(Stored records)
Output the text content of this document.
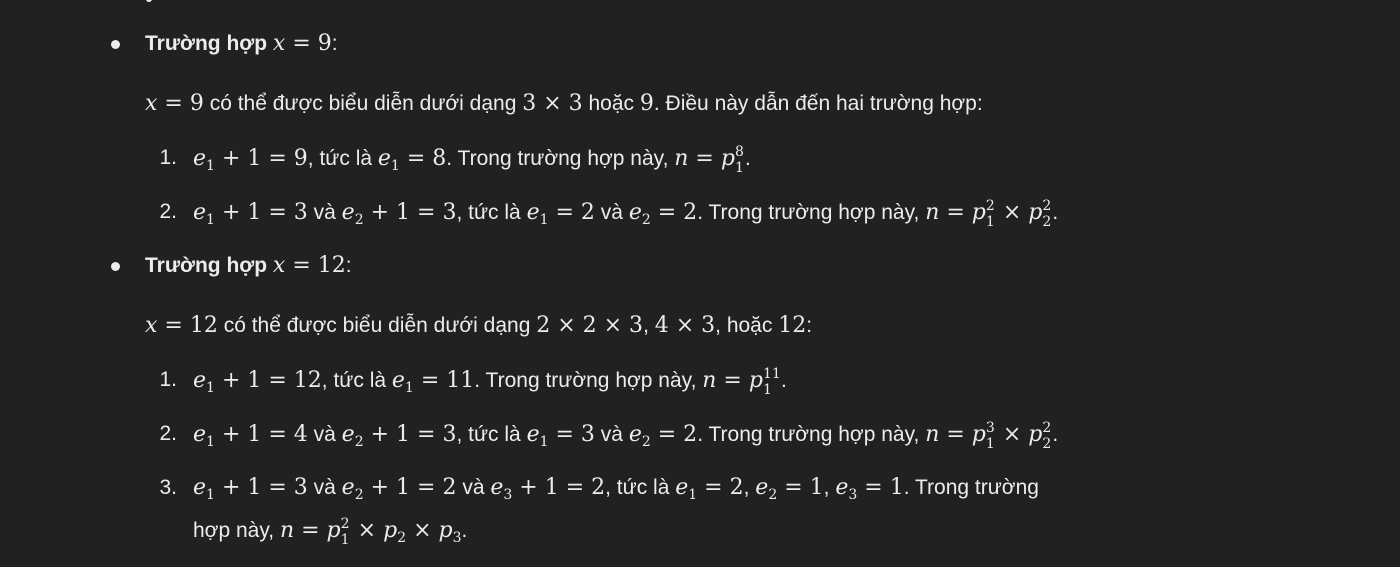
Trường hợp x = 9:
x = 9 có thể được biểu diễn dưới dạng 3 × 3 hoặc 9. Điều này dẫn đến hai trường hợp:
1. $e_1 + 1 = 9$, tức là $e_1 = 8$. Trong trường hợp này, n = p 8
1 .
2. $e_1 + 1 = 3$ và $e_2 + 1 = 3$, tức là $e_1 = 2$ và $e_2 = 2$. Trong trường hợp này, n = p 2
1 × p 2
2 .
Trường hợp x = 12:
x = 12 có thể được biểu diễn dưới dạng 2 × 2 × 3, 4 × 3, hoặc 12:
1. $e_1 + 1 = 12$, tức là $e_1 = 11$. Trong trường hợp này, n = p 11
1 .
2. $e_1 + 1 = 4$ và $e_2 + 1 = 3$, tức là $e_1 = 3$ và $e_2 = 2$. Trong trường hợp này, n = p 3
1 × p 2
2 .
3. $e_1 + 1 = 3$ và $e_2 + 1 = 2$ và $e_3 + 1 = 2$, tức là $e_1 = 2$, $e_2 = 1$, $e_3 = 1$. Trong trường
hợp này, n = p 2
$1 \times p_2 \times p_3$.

▶ **What you need to do**: Do not include the images; transcribe the rest of the listing exactly.

▶ **Result of this task**:
Output the text content of this document.
Trường hợp x = 9:
x = 9 có thể được biểu diễn dưới dạng 3 × 3 hoặc 9. Điều này dẫn đến hai trường hợp:
1. $e_1 + 1 = 9$, tức là $e_1 = 8$. Trong trường hợp này, n = p 8
1 .
2. $e_1 + 1 = 3$ và $e_2 + 1 = 3$, tức là $e_1 = 2$ và $e_2 = 2$. Trong trường hợp này, n = p 2
1 × p 2
2 .
Trường hợp x = 12:
x = 12 có thể được biểu diễn dưới dạng 2 × 2 × 3, 4 × 3, hoặc 12:
1. $e_1 + 1 = 12$, tức là $e_1 = 11$. Trong trường hợp này, n = p 11
1 .
2. $e_1 + 1 = 4$ và $e_2 + 1 = 3$, tức là $e_1 = 3$ và $e_2 = 2$. Trong trường hợp này, n = p 3
1 × p 2
2 .
3. $e_1 + 1 = 3$ và $e_2 + 1 = 2$ và $e_3 + 1 = 2$, tức là $e_1 = 2$, $e_2 = 1$, $e_3 = 1$. Trong trường
hợp này, n = p 2
$1 \times p_2 \times p_3$.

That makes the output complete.